Take the material and output all of it exactly.
--------------------
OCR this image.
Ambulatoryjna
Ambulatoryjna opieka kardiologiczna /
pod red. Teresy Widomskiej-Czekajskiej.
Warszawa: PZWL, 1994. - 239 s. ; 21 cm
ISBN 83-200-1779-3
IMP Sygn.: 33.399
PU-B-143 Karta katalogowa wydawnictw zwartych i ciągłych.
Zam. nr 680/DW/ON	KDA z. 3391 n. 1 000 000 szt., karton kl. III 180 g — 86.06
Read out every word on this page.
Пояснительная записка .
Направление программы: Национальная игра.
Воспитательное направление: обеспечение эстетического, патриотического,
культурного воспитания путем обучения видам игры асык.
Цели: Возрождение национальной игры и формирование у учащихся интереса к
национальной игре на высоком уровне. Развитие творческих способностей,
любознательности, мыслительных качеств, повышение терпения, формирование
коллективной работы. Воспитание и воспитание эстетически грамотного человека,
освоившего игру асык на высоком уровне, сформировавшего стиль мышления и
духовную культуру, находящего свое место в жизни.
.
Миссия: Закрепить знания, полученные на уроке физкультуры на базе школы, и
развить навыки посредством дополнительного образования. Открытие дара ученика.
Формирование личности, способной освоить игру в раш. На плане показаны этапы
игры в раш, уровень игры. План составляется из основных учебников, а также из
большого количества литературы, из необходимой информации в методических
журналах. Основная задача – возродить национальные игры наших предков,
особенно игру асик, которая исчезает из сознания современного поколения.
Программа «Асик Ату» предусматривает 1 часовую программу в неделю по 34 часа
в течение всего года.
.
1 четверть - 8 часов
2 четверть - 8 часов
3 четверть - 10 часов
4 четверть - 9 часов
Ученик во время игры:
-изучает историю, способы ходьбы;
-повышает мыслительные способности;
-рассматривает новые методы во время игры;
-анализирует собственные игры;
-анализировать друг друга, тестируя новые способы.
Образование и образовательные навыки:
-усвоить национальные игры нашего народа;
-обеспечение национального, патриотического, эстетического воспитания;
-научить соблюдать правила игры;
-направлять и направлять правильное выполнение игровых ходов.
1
--------------------
> _Result_:
OCR this image.
Ambulatoryjna
Ambulatoryjna opieka kardiologiczna /
pod red. Teresy Widomskiej-Czekajskiej.
Warszawa: PZWL, 1994. - 239 s. ; 21 cm
ISBN 83-200-1779-3
IMP Sygn.: 33.399
PU-B-143 Karta katalogowa wydawnictw zwartych i ciągłych.
Zam. nr 680/DW/ON	KDA z. 3391 n. 1 000 000 szt., karton kl. III 180 g — 86.06
Read out every word on this page.
Пояснительная записка .
Направление программы: Национальная игра.
Воспитательное направление: обеспечение эстетического, патриотического,
культурного воспитания путем обучения видам игры асык.
Цели: Возрождение национальной игры и формирование у учащихся интереса к
национальной игре на высоком уровне. Развитие творческих способностей,
любознательности, мыслительных качеств, повышение терпения, формирование
коллективной работы. Воспитание и воспитание эстетически грамотного человека,
освоившего игру асык на высоком уровне, сформировавшего стиль мышления и
духовную культуру, находящего свое место в жизни.
.
Миссия: Закрепить знания, полученные на уроке физкультуры на базе школы, и
развить навыки посредством дополнительного образования. Открытие дара ученика.
Формирование личности, способной освоить игру в раш. На плане показаны этапы
игры в раш, уровень игры. План составляется из основных учебников, а также из
большого количества литературы, из необходимой информации в методических
журналах. Основная задача – возродить национальные игры наших предков,
особенно игру асик, которая исчезает из сознания современного поколения.
Программа «Асик Ату» предусматривает 1 часовую программу в неделю по 34 часа
в течение всего года.
.
1 четверть - 8 часов
2 четверть - 8 часов
3 четверть - 10 часов
4 четверть - 9 часов
Ученик во время игры:
-изучает историю, способы ходьбы;
-повышает мыслительные способности;
-рассматривает новые методы во время игры;
-анализирует собственные игры;
-анализировать друг друга, тестируя новые способы.
Образование и образовательные навыки:
-усвоить национальные игры нашего народа;
-обеспечение национального, патриотического, эстетического воспитания;
-научить соблюдать правила игры;
-направлять и направлять правильное выполнение игровых ходов.
1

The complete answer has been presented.